[Task goal]: Select from the records below every line that has the word "Inner" in it.

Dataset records
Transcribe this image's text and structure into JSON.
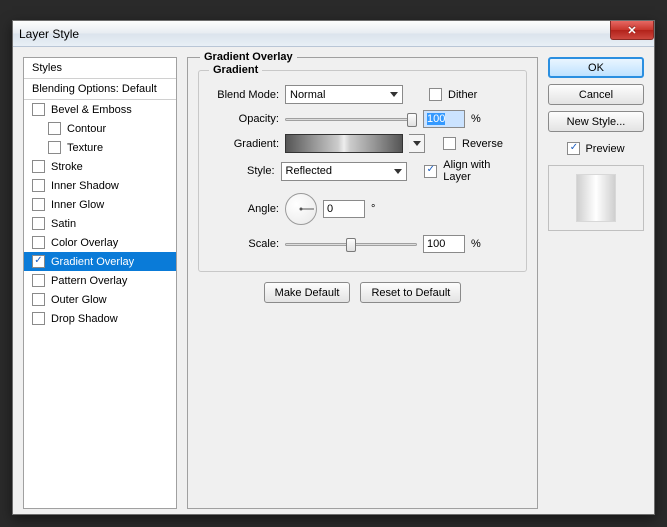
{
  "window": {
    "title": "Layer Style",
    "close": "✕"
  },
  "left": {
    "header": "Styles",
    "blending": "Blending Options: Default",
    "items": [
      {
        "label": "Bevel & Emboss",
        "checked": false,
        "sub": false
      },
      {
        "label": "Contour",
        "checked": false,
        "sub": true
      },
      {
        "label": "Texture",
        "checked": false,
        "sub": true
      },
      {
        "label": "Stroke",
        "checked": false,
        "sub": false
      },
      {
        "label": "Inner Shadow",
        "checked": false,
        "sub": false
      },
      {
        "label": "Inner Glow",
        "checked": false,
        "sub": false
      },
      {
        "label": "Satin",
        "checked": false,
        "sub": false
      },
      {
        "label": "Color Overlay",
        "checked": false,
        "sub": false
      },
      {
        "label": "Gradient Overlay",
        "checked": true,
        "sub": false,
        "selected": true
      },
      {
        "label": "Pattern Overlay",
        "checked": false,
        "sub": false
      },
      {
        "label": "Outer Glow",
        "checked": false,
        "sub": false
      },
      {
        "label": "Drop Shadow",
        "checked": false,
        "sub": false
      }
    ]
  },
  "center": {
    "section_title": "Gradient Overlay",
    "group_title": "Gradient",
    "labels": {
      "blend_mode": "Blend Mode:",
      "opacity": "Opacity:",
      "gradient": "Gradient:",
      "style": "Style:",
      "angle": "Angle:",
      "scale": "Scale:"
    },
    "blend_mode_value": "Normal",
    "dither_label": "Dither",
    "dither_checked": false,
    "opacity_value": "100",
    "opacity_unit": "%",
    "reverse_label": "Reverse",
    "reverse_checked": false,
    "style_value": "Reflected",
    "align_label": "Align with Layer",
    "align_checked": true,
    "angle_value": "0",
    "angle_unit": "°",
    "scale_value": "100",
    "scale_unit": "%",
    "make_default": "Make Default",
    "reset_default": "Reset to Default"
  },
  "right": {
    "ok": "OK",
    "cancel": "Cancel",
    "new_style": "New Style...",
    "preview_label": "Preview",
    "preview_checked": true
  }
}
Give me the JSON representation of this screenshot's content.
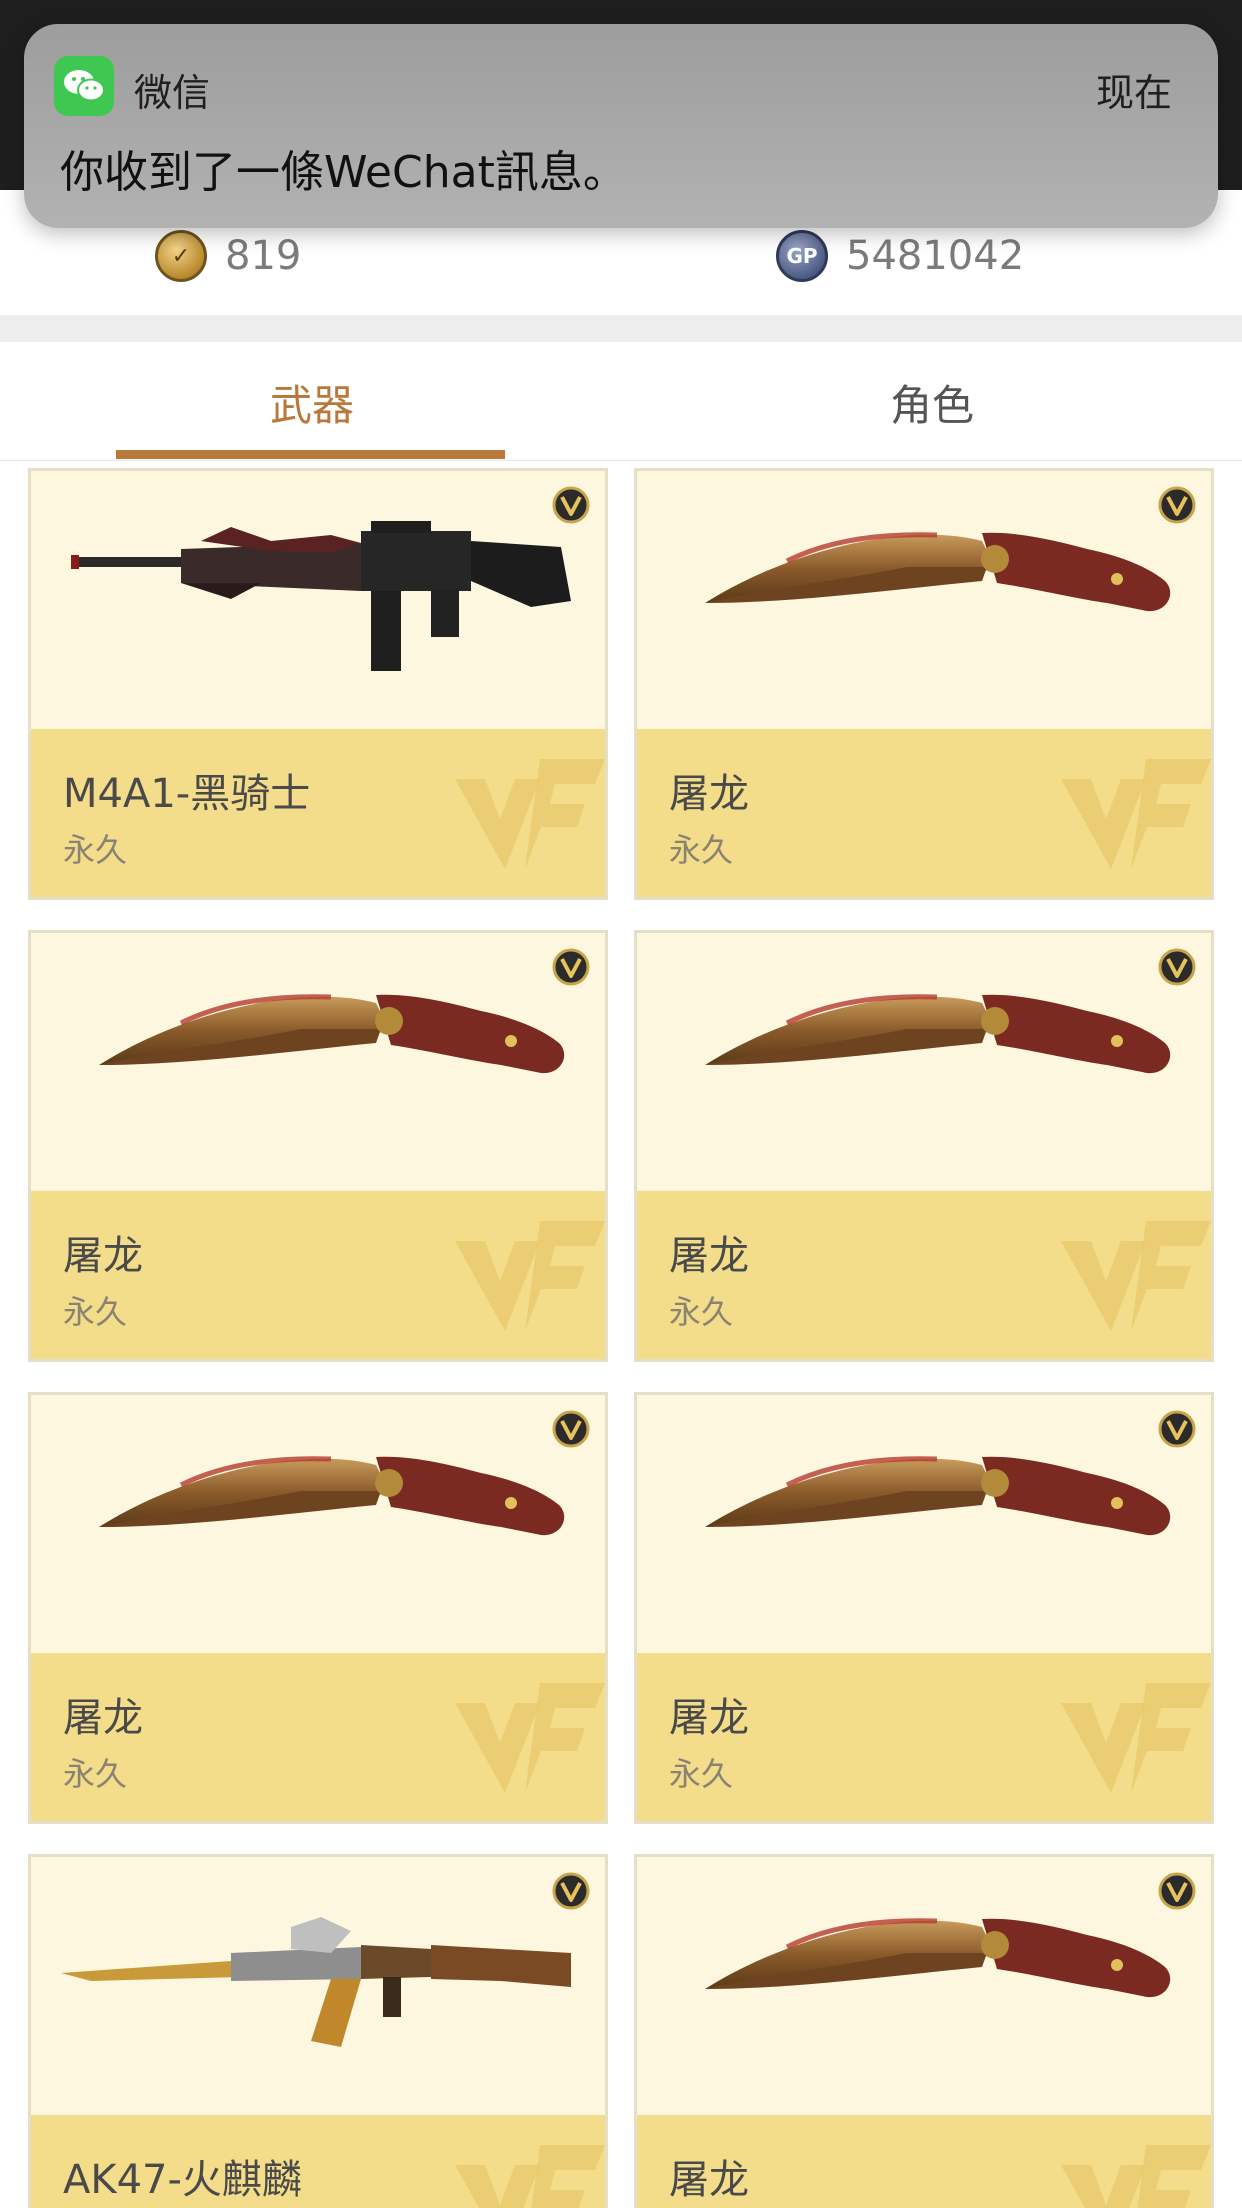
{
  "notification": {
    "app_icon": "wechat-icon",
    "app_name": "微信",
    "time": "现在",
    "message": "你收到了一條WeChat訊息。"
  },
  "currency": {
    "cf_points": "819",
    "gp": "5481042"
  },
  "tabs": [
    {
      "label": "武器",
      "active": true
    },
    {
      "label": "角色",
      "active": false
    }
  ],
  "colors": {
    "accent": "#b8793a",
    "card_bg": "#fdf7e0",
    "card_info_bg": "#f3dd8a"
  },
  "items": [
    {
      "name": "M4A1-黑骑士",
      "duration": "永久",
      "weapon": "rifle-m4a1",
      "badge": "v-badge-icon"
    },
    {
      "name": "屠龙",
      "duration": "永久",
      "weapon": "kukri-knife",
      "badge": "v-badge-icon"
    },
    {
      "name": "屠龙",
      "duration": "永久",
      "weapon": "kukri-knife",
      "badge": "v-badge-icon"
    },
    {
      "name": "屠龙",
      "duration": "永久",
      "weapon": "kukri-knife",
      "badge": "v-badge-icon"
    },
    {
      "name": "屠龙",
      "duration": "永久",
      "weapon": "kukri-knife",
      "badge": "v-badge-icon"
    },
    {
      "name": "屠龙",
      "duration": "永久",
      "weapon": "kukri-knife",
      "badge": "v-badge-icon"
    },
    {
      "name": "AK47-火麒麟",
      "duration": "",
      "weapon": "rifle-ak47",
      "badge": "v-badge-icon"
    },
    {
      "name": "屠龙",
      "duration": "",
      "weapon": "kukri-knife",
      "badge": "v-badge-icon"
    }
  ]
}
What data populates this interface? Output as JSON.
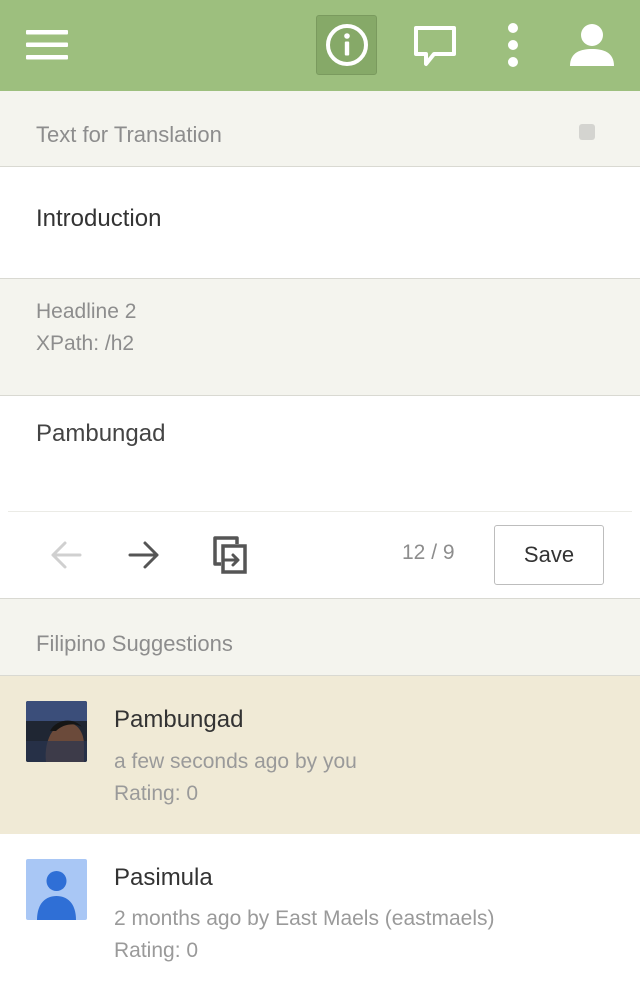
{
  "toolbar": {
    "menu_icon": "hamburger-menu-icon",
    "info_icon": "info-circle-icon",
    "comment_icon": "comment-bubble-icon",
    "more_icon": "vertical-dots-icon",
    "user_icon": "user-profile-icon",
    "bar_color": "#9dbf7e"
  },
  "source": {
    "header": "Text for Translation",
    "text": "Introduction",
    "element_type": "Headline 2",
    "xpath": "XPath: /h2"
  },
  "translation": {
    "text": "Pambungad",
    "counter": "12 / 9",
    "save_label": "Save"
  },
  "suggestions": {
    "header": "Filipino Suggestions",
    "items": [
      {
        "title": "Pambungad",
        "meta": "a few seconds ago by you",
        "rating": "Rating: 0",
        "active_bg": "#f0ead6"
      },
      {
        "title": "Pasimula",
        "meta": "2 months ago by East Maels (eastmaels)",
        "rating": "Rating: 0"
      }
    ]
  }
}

[Solution to the problem]:
        "label": "Inner Shadow",
        "label": "Inner Glow",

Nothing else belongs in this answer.